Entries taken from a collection
[BEGIN]

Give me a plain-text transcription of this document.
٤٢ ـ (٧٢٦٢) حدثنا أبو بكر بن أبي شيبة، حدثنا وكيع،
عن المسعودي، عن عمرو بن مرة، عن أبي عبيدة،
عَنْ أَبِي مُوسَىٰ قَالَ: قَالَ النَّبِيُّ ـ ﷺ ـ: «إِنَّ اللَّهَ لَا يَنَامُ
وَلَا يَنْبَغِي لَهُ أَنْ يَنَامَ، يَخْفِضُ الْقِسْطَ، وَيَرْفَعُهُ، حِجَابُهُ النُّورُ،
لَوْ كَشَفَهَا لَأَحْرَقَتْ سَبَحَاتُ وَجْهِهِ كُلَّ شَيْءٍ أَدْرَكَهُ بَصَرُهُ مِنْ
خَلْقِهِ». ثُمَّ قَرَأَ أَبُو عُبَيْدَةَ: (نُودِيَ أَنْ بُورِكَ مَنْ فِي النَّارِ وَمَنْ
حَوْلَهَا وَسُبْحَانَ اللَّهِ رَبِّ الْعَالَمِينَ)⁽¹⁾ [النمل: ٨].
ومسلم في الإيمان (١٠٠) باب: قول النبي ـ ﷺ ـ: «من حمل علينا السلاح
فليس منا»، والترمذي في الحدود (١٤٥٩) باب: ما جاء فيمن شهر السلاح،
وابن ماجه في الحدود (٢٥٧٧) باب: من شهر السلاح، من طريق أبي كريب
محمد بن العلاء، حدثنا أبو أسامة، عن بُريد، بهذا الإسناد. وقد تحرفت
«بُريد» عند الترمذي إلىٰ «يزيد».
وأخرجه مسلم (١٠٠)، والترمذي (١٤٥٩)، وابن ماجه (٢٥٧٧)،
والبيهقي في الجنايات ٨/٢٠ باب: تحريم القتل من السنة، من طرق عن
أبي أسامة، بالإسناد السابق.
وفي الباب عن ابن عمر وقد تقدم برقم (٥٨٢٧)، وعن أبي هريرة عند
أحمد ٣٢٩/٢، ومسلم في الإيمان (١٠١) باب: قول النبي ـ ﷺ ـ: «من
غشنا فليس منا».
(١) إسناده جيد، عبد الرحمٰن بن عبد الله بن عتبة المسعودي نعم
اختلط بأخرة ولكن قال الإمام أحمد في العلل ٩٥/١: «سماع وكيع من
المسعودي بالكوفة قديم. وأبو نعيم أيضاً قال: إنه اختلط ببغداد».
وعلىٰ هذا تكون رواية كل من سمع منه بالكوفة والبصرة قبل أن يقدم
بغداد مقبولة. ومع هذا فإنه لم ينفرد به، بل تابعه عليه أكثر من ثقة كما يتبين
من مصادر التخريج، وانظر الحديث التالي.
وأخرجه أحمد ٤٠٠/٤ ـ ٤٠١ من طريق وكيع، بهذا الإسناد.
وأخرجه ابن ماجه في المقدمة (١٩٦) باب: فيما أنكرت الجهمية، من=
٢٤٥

[END]
[BEGIN]

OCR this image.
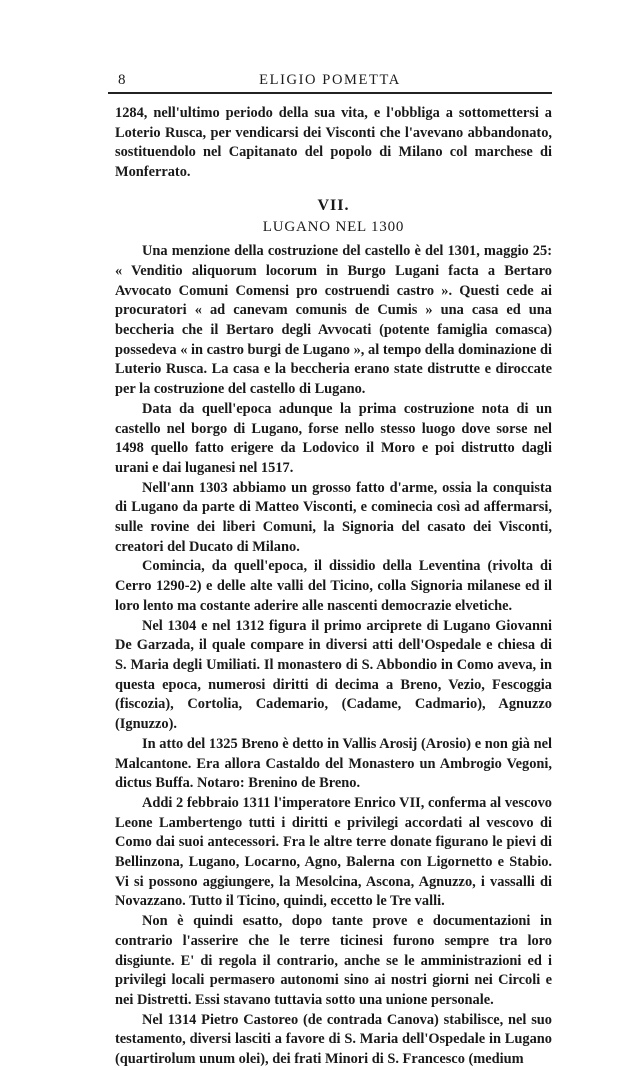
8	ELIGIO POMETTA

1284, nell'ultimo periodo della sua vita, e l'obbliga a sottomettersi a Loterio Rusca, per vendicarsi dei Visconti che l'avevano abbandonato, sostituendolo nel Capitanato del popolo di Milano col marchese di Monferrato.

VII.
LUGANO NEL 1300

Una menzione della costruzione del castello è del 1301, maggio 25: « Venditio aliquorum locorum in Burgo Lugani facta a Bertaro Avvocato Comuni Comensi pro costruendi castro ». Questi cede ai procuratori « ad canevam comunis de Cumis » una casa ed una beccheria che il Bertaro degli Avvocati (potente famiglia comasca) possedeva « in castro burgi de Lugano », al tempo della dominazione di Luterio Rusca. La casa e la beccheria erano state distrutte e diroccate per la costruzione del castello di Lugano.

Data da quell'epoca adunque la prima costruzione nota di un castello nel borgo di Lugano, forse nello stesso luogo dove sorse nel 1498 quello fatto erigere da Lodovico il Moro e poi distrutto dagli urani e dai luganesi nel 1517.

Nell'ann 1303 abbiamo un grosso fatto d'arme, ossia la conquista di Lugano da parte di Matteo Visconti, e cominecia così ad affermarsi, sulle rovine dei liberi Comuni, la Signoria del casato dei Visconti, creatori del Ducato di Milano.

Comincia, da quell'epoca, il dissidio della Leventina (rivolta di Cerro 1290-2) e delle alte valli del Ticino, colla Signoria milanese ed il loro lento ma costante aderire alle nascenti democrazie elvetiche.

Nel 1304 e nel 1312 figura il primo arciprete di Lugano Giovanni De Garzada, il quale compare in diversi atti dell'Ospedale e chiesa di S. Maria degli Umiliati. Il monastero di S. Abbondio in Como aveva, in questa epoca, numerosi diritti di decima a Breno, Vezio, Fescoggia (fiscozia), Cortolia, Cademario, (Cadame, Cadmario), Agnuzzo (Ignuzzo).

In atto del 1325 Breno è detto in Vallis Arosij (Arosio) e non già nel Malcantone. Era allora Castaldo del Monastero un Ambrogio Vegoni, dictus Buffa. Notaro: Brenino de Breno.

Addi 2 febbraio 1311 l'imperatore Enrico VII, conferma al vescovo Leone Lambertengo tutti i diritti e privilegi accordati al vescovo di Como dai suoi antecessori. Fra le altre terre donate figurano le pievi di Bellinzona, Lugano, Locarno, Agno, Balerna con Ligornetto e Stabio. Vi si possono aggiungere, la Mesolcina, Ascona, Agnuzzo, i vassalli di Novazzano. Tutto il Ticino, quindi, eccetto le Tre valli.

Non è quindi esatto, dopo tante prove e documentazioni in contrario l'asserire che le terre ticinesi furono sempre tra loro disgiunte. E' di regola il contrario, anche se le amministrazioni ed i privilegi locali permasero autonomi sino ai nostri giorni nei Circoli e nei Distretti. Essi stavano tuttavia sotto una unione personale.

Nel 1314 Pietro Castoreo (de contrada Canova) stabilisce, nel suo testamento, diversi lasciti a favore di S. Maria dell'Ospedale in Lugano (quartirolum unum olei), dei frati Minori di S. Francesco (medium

[END]
[BEGIN]

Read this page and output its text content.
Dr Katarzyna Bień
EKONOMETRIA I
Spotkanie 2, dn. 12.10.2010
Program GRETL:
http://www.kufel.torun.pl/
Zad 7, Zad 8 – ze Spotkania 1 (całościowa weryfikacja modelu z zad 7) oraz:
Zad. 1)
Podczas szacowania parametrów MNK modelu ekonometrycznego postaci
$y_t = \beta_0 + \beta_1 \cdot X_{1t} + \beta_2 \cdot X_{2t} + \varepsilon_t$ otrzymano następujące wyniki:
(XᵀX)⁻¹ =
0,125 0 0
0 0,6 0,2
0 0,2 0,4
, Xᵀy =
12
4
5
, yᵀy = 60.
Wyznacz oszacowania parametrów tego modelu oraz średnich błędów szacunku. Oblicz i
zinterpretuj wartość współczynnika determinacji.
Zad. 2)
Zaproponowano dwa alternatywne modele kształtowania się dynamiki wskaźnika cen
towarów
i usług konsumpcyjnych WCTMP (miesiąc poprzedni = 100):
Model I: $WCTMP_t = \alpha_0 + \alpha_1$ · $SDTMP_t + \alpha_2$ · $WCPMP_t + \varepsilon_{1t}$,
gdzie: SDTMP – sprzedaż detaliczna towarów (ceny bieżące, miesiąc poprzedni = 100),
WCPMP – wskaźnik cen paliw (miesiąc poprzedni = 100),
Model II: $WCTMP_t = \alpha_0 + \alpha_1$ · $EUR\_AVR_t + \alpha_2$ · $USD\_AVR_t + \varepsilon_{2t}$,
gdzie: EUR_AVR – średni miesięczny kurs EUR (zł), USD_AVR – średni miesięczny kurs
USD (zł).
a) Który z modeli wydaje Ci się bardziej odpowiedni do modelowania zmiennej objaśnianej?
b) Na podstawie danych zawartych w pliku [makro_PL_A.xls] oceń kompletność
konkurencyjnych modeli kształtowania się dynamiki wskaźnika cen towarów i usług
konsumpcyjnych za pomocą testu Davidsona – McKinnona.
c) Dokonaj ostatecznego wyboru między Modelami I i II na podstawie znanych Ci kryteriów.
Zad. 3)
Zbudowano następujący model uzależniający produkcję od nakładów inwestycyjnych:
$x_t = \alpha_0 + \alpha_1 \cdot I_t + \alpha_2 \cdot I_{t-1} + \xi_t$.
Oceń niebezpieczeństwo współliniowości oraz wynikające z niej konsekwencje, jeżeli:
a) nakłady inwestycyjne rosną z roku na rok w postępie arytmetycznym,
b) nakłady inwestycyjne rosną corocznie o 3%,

[END]

**SET PROBLEM:** List every line in the records above that contains the word "فليس".

**SOLUTION FOR THIS PROBLEM:**
فليس منا»، والترمذي في الحدود (١٤٥٩) باب: ما جاء فيمن شهر السلاح،
غشنا فليس منا».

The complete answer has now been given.